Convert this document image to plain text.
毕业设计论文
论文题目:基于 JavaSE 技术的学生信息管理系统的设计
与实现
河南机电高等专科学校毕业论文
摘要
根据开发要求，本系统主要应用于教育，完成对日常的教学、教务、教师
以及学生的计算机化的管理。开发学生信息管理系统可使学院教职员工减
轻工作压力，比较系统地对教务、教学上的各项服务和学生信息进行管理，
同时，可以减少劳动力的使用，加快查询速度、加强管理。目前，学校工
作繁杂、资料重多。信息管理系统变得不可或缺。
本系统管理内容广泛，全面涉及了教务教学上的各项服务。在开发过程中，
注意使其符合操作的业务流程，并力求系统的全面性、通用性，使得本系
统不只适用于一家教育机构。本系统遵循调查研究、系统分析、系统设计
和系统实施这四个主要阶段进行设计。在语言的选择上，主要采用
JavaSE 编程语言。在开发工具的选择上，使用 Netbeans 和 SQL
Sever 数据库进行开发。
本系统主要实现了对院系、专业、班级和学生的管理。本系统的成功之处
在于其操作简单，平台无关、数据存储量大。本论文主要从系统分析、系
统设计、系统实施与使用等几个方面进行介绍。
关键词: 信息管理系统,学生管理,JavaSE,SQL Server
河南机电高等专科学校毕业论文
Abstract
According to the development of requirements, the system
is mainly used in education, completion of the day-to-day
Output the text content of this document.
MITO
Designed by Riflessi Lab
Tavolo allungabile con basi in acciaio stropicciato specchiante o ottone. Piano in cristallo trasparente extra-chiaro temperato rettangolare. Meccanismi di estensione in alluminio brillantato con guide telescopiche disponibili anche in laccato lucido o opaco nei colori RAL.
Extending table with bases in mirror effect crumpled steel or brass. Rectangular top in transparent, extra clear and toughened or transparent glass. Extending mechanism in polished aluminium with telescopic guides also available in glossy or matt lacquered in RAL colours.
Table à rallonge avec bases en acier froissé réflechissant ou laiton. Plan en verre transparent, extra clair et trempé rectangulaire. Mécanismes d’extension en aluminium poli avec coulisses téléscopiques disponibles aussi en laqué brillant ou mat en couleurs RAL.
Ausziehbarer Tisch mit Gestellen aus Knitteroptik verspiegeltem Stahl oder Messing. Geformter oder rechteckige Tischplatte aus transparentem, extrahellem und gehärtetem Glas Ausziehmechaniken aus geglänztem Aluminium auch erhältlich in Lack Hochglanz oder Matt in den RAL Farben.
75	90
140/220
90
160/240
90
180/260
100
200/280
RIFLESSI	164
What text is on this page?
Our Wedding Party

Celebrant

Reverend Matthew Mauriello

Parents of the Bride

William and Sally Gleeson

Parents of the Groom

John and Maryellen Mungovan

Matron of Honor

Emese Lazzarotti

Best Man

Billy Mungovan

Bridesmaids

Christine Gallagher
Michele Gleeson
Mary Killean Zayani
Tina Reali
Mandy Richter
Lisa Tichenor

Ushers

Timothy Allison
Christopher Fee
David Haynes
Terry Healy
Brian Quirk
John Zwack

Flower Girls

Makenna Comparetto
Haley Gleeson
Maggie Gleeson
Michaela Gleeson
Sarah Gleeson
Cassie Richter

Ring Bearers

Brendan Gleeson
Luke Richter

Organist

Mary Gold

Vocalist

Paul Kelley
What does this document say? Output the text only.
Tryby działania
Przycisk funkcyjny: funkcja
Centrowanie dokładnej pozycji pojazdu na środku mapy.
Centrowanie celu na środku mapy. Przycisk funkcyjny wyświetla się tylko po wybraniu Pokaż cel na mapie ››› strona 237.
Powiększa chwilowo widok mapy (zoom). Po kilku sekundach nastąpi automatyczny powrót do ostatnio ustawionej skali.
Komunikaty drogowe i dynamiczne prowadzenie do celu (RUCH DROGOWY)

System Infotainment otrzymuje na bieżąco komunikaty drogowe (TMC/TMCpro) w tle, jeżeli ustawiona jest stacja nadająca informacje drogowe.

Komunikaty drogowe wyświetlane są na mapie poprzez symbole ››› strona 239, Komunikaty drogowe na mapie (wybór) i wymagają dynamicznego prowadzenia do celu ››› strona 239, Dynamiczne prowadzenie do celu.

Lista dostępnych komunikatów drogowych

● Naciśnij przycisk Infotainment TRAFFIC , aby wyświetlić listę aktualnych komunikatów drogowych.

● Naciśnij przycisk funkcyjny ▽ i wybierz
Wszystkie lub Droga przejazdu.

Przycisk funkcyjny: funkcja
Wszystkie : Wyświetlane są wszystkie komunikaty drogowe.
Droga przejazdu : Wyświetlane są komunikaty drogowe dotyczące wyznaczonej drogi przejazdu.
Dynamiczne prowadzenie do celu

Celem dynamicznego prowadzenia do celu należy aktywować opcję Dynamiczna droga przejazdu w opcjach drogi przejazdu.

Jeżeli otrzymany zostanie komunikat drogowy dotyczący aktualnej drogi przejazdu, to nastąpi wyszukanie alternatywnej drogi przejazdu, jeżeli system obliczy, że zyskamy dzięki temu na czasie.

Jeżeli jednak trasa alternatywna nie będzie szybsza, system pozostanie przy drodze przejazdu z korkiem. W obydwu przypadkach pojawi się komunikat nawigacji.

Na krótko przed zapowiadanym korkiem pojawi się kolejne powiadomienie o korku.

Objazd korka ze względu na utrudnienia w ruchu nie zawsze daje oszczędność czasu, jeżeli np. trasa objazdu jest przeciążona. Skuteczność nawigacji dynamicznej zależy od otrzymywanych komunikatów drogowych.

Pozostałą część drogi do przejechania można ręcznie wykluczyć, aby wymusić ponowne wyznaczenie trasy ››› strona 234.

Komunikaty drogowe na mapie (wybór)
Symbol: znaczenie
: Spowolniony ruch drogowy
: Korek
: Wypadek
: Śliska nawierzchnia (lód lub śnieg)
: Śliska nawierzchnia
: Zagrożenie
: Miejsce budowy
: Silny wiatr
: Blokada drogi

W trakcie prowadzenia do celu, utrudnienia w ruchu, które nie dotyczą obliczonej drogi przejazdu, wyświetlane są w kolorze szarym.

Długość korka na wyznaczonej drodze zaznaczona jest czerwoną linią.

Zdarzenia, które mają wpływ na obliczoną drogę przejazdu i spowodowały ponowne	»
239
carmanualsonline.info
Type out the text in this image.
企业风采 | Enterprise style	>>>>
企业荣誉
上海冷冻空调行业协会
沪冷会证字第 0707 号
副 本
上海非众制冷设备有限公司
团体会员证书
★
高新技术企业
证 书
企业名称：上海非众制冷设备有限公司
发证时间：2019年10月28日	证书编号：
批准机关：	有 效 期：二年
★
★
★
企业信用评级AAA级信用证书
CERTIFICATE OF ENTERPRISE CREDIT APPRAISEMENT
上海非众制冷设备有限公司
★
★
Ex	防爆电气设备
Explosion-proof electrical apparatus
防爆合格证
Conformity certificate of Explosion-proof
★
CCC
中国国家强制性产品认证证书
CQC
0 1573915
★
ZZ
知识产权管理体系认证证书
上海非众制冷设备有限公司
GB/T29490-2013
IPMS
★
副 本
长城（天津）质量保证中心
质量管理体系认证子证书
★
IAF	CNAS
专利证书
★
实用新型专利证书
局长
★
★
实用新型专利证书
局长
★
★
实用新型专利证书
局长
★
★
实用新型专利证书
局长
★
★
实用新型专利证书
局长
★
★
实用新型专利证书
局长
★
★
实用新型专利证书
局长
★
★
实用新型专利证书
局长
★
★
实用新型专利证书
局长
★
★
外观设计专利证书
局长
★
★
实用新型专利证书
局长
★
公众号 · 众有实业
+-------+
▶ _TASK DETAILS_
Copy out each line of the data where the string "Gleeson" appears.

▶ _WRITTEN RESPONSE_
William and Sally Gleeson
Michele Gleeson
Haley Gleeson
Maggie Gleeson
Michaela Gleeson
Sarah Gleeson
Brendan Gleeson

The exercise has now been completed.